Exercise brief:
Each entry that follows is to be retyped exactly. Pictures do not belong in the copy.
==================================================
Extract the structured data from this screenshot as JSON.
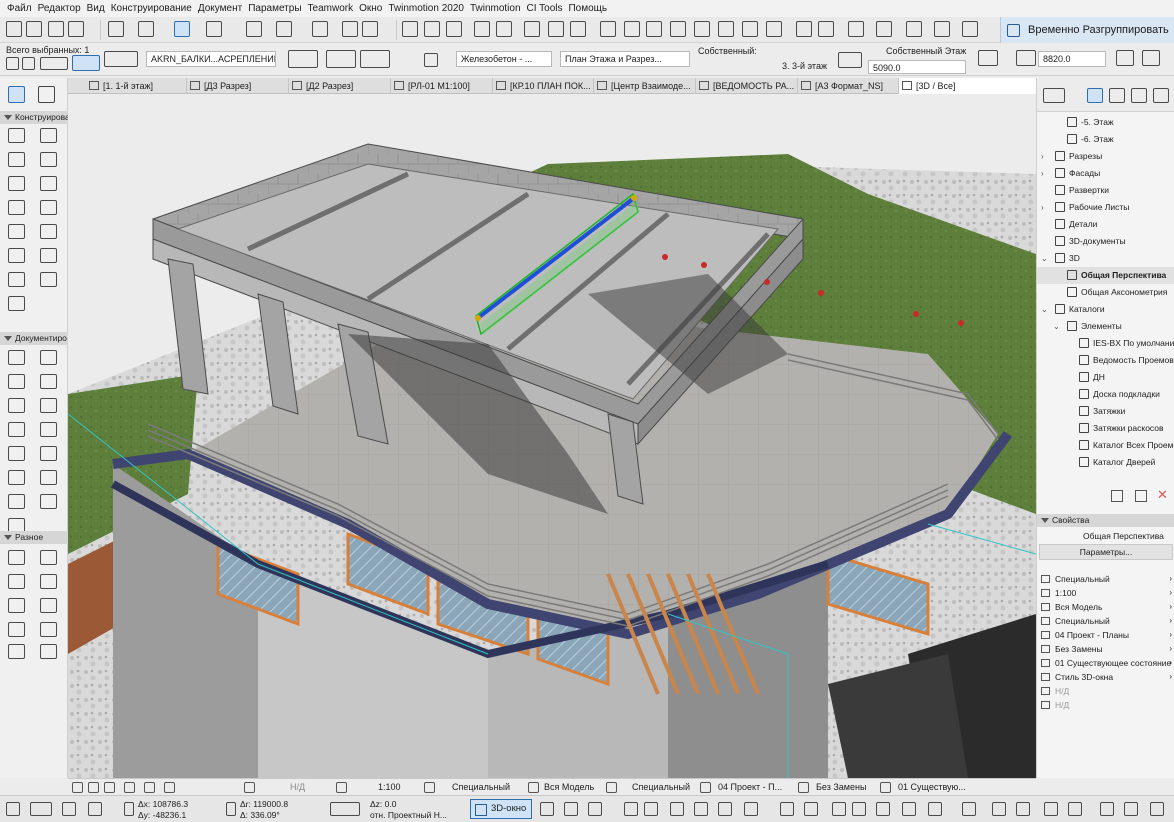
{
  "menu": [
    "Файл",
    "Редактор",
    "Вид",
    "Конструирование",
    "Документ",
    "Параметры",
    "Teamwork",
    "Окно",
    "Twinmotion 2020",
    "Twinmotion",
    "CI Tools",
    "Помощь"
  ],
  "toolbar": {
    "regroup_label": "Временно Разгруппировать"
  },
  "infobox": {
    "selected_label": "Всего выбранных: 1",
    "layer_value": "AKRN_БАЛКИ...АСРЕПЛЕНИЕ",
    "material_value": "Железобетон - ...",
    "view_value": "План Этажа и Разрез...",
    "own_label": "Собственный:",
    "own_value": "3. 3-й этаж",
    "story_label": "Собственный Этаж",
    "story_value": "5090.0",
    "height_value": "8820.0"
  },
  "tabs": [
    "[1. 1-й этаж]",
    "[Д3 Разрез]",
    "[Д2 Разрез]",
    "[РЛ-01 М1:100]",
    "[КР.10 ПЛАН ПОК...",
    "[Центр Взаимоде...",
    "[ВЕДОМОСТЬ РА...",
    "[А3 Формат_NS]",
    "[3D / Все]"
  ],
  "toolbox": {
    "construct": "Конструирова",
    "document": "Документиро",
    "misc": "Разное"
  },
  "navigator": [
    {
      "label": "-5. Этаж",
      "indent": 2
    },
    {
      "label": "-6. Этаж",
      "indent": 2
    },
    {
      "label": "Разрезы",
      "indent": 1,
      "arrow": "›"
    },
    {
      "label": "Фасады",
      "indent": 1,
      "arrow": "›"
    },
    {
      "label": "Развертки",
      "indent": 1
    },
    {
      "label": "Рабочие Листы",
      "indent": 1,
      "arrow": "›"
    },
    {
      "label": "Детали",
      "indent": 1
    },
    {
      "label": "3D-документы",
      "indent": 1
    },
    {
      "label": "3D",
      "indent": 1,
      "arrow": "⌄"
    },
    {
      "label": "Общая Перспектива",
      "indent": 2,
      "selected": true
    },
    {
      "label": "Общая Аксонометрия",
      "indent": 2
    },
    {
      "label": "Каталоги",
      "indent": 1,
      "arrow": "⌄"
    },
    {
      "label": "Элементы",
      "indent": 2,
      "arrow": "⌄"
    },
    {
      "label": "IES-BX По умолчанию",
      "indent": 3
    },
    {
      "label": "Ведомость Проемов",
      "indent": 3
    },
    {
      "label": "ДН",
      "indent": 3
    },
    {
      "label": "Доска подкладки",
      "indent": 3
    },
    {
      "label": "Затяжки",
      "indent": 3
    },
    {
      "label": "Затяжки раскосов",
      "indent": 3
    },
    {
      "label": "Каталог Всех Проемов",
      "indent": 3
    },
    {
      "label": "Каталог Дверей",
      "indent": 3
    }
  ],
  "properties": {
    "header": "Свойства",
    "view_name": "Общая Перспектива",
    "params_button": "Параметры...",
    "rows": [
      {
        "label": "Специальный"
      },
      {
        "label": "1:100"
      },
      {
        "label": "Вся Модель"
      },
      {
        "label": "Специальный"
      },
      {
        "label": "04 Проект - Планы"
      },
      {
        "label": "Без Замены"
      },
      {
        "label": "01 Существующее состояние"
      },
      {
        "label": "Стиль 3D-окна"
      },
      {
        "label": "Н/Д",
        "dim": true
      },
      {
        "label": "Н/Д",
        "dim": true
      }
    ]
  },
  "statusbar": {
    "nd": "Н/Д",
    "scale": "1:100",
    "layer_combo": "Специальный",
    "model": "Вся Модель",
    "pen": "Специальный",
    "view_combo": "04 Проект - П...",
    "override": "Без Замены",
    "renovation": "01 Существую..."
  },
  "coords": {
    "dx": "Δx: 108786.3",
    "dy": "Δy: -48236.1",
    "dr": "Δr: 119000.8",
    "da": "Δ: 336.09°",
    "dz": "Δz: 0.0",
    "rel": "отн. Проектный Н..."
  },
  "bottom": {
    "window_3d": "3D-окно"
  },
  "colors": {
    "accent": "#2d6fb1",
    "selection_blue": "#1f4fd6",
    "selection_green": "#19b81f",
    "grass": "#5c7f3a",
    "concrete": "#a9a9a9"
  }
}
==================================================
The solution:
Extract the structured data from this screenshot as JSON.
{
  "menu": [
    "Файл",
    "Редактор",
    "Вид",
    "Конструирование",
    "Документ",
    "Параметры",
    "Teamwork",
    "Окно",
    "Twinmotion 2020",
    "Twinmotion",
    "CI Tools",
    "Помощь"
  ],
  "toolbar": {
    "regroup_label": "Временно Разгруппировать"
  },
  "infobox": {
    "selected_label": "Всего выбранных: 1",
    "layer_value": "AKRN_БАЛКИ...АСРЕПЛЕНИЕ",
    "material_value": "Железобетон - ...",
    "view_value": "План Этажа и Разрез...",
    "own_label": "Собственный:",
    "own_value": "3. 3-й этаж",
    "story_label": "Собственный Этаж",
    "story_value": "5090.0",
    "height_value": "8820.0"
  },
  "tabs": [
    "[1. 1-й этаж]",
    "[Д3 Разрез]",
    "[Д2 Разрез]",
    "[РЛ-01 М1:100]",
    "[КР.10 ПЛАН ПОК...",
    "[Центр Взаимоде...",
    "[ВЕДОМОСТЬ РА...",
    "[А3 Формат_NS]",
    "[3D / Все]"
  ],
  "toolbox": {
    "construct": "Конструирова",
    "document": "Документиро",
    "misc": "Разное"
  },
  "navigator": [
    {
      "label": "-5. Этаж",
      "indent": 2
    },
    {
      "label": "-6. Этаж",
      "indent": 2
    },
    {
      "label": "Разрезы",
      "indent": 1,
      "arrow": "›"
    },
    {
      "label": "Фасады",
      "indent": 1,
      "arrow": "›"
    },
    {
      "label": "Развертки",
      "indent": 1
    },
    {
      "label": "Рабочие Листы",
      "indent": 1,
      "arrow": "›"
    },
    {
      "label": "Детали",
      "indent": 1
    },
    {
      "label": "3D-документы",
      "indent": 1
    },
    {
      "label": "3D",
      "indent": 1,
      "arrow": "⌄"
    },
    {
      "label": "Общая Перспектива",
      "indent": 2,
      "selected": true
    },
    {
      "label": "Общая Аксонометрия",
      "indent": 2
    },
    {
      "label": "Каталоги",
      "indent": 1,
      "arrow": "⌄"
    },
    {
      "label": "Элементы",
      "indent": 2,
      "arrow": "⌄"
    },
    {
      "label": "IES-BX По умолчанию",
      "indent": 3
    },
    {
      "label": "Ведомость Проемов",
      "indent": 3
    },
    {
      "label": "ДН",
      "indent": 3
    },
    {
      "label": "Доска подкладки",
      "indent": 3
    },
    {
      "label": "Затяжки",
      "indent": 3
    },
    {
      "label": "Затяжки раскосов",
      "indent": 3
    },
    {
      "label": "Каталог Всех Проемов",
      "indent": 3
    },
    {
      "label": "Каталог Дверей",
      "indent": 3
    }
  ],
  "properties": {
    "header": "Свойства",
    "view_name": "Общая Перспектива",
    "params_button": "Параметры...",
    "rows": [
      {
        "label": "Специальный"
      },
      {
        "label": "1:100"
      },
      {
        "label": "Вся Модель"
      },
      {
        "label": "Специальный"
      },
      {
        "label": "04 Проект - Планы"
      },
      {
        "label": "Без Замены"
      },
      {
        "label": "01 Существующее состояние"
      },
      {
        "label": "Стиль 3D-окна"
      },
      {
        "label": "Н/Д",
        "dim": true
      },
      {
        "label": "Н/Д",
        "dim": true
      }
    ]
  },
  "statusbar": {
    "nd": "Н/Д",
    "scale": "1:100",
    "layer_combo": "Специальный",
    "model": "Вся Модель",
    "pen": "Специальный",
    "view_combo": "04 Проект - П...",
    "override": "Без Замены",
    "renovation": "01 Существую..."
  },
  "coords": {
    "dx": "Δx: 108786.3",
    "dy": "Δy: -48236.1",
    "dr": "Δr: 119000.8",
    "da": "Δ: 336.09°",
    "dz": "Δz: 0.0",
    "rel": "отн. Проектный Н..."
  },
  "bottom": {
    "window_3d": "3D-окно"
  },
  "colors": {
    "accent": "#2d6fb1",
    "selection_blue": "#1f4fd6",
    "selection_green": "#19b81f",
    "grass": "#5c7f3a",
    "concrete": "#a9a9a9"
  }
}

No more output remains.